** What is required **
Give back a single number, the count of lines containing the word "Váci".

** Exercise material **
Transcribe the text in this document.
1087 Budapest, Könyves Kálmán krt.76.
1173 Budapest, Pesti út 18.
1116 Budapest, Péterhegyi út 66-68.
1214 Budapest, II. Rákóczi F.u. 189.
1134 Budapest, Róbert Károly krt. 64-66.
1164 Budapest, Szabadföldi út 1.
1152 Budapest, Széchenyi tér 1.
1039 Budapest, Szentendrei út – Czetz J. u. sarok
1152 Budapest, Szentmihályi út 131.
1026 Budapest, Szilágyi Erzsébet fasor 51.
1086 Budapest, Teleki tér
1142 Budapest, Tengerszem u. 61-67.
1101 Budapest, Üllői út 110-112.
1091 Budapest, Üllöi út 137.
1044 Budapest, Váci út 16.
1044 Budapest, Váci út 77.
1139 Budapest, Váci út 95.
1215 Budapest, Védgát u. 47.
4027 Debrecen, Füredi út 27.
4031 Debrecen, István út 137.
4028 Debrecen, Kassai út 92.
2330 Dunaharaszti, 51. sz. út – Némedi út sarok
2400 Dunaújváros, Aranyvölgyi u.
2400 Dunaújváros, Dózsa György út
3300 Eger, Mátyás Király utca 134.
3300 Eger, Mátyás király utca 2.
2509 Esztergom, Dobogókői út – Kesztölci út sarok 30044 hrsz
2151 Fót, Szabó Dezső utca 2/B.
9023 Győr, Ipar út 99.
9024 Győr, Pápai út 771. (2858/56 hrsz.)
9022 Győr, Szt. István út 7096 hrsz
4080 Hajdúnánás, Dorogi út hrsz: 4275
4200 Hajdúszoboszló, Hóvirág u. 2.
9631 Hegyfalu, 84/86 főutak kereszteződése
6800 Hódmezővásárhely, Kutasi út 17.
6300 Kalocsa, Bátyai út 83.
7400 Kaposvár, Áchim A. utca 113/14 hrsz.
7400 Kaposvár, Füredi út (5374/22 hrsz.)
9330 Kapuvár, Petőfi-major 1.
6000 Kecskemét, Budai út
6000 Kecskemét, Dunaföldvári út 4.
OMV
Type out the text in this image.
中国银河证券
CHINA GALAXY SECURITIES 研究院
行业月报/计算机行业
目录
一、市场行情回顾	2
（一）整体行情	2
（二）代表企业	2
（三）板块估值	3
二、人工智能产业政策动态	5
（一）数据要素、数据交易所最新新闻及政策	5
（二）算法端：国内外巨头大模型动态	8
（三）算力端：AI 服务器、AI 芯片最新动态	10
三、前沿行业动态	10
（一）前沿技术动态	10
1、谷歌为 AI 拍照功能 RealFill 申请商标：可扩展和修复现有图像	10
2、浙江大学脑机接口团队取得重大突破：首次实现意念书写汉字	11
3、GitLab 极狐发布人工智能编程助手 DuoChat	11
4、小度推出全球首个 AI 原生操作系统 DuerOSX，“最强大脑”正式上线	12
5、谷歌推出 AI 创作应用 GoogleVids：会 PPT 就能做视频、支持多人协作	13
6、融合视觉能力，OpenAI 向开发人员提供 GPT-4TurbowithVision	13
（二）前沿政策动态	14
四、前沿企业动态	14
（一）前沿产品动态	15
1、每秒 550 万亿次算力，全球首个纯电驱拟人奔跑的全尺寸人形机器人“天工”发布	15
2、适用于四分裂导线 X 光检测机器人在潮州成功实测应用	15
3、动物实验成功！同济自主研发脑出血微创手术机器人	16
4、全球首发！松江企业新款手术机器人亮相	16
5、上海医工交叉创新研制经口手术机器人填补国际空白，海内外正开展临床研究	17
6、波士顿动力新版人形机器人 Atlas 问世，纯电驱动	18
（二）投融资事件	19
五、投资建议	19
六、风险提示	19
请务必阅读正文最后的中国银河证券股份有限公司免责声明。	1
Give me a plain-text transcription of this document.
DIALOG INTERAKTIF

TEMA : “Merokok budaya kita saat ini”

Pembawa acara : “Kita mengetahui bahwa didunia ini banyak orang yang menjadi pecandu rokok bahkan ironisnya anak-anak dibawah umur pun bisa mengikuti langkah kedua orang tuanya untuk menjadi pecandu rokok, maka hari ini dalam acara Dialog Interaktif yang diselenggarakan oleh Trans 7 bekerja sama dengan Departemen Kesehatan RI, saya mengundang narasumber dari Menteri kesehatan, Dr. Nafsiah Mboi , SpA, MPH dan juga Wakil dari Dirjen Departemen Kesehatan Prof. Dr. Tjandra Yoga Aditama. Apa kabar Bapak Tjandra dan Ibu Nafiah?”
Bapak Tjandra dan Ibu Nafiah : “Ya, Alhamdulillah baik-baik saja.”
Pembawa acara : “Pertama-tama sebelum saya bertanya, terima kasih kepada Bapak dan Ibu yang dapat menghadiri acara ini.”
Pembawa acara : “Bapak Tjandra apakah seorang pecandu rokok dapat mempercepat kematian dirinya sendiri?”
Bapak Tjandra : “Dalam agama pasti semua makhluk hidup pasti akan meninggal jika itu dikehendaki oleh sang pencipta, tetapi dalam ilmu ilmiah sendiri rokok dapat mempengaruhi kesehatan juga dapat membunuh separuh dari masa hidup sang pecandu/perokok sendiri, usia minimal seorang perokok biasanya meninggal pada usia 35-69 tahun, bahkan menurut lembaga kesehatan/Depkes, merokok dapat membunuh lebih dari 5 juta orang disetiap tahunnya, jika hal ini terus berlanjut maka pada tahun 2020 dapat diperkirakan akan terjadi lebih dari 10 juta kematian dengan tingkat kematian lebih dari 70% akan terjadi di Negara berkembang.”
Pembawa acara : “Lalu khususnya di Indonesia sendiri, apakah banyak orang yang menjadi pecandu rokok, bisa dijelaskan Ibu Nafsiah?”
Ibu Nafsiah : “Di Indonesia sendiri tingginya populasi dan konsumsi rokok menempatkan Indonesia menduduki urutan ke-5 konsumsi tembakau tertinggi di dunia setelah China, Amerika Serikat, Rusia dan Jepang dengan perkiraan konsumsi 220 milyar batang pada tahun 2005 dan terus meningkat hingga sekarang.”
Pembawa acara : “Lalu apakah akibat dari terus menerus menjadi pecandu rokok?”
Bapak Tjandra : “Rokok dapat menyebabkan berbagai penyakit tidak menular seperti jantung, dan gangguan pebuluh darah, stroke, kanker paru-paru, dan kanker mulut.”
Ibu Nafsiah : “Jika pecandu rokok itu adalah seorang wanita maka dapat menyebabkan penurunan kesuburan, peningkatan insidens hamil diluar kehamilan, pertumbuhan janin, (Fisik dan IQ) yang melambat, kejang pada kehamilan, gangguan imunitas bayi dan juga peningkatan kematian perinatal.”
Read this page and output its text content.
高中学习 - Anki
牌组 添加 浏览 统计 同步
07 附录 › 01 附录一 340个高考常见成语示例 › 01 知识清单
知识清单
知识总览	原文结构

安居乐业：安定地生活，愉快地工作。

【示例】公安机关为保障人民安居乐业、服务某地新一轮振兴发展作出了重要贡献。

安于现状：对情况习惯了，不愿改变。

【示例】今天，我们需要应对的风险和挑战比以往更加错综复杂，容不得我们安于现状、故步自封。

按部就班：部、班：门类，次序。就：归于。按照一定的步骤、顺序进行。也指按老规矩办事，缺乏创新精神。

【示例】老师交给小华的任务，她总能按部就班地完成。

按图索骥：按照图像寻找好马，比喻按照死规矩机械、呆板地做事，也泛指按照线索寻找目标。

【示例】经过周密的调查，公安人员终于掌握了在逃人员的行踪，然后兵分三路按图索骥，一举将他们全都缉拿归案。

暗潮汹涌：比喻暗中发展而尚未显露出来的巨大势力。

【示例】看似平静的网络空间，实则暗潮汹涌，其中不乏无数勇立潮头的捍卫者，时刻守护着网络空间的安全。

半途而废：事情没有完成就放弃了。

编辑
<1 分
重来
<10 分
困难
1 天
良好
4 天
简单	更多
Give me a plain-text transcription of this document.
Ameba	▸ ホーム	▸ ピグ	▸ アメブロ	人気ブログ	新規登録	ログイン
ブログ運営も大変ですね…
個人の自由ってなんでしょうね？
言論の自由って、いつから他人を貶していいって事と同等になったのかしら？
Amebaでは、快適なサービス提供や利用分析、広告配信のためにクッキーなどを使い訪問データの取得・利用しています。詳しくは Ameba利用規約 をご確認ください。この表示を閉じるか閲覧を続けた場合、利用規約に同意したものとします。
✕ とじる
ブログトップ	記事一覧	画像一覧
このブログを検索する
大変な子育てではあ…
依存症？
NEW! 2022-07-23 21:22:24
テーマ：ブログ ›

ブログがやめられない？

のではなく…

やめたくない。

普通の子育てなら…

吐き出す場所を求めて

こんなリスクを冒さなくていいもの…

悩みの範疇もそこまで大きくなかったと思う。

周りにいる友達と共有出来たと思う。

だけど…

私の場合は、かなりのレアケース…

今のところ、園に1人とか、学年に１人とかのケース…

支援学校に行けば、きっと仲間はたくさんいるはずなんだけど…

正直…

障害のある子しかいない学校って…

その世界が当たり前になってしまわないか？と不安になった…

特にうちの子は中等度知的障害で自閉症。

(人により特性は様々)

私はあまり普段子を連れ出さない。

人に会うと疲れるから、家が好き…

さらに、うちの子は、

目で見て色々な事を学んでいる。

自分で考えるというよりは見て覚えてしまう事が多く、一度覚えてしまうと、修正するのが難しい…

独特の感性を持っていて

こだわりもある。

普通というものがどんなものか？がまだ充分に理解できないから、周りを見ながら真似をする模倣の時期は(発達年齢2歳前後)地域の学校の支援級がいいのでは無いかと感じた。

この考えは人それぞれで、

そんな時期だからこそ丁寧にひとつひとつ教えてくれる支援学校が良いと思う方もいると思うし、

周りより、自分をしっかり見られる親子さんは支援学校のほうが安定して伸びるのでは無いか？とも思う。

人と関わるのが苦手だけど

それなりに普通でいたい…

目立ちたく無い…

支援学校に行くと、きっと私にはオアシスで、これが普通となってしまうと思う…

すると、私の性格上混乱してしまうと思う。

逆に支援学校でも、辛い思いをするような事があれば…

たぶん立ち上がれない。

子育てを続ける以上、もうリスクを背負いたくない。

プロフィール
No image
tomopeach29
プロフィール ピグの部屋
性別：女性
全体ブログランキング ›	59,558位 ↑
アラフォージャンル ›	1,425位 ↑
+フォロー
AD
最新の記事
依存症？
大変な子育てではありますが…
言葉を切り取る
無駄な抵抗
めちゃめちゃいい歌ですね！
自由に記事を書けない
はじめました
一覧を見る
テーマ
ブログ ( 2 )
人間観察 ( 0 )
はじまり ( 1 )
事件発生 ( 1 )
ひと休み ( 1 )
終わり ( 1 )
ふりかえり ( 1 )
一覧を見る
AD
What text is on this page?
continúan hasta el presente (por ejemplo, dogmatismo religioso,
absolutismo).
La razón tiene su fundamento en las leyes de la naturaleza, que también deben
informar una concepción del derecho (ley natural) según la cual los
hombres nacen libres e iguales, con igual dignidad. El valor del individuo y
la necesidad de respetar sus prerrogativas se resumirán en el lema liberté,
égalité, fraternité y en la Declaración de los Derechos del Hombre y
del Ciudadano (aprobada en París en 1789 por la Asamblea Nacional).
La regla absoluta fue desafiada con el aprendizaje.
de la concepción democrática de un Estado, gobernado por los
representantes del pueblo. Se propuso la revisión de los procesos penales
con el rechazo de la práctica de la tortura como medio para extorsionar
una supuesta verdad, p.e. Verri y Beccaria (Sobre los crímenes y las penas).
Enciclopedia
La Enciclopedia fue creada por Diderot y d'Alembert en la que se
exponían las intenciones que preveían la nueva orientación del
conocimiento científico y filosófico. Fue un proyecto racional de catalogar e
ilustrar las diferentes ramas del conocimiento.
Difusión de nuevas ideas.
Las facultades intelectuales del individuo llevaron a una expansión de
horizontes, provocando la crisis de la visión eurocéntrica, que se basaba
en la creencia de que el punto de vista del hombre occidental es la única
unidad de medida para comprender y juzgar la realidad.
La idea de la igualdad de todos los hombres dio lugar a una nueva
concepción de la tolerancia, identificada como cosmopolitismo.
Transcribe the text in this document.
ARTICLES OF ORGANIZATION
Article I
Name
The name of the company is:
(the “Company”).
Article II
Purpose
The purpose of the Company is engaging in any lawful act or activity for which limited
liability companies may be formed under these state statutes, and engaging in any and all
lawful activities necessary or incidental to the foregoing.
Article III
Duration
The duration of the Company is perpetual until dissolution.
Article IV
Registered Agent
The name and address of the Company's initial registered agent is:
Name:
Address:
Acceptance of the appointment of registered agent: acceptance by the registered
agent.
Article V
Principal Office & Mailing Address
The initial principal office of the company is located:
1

** Task answer **
3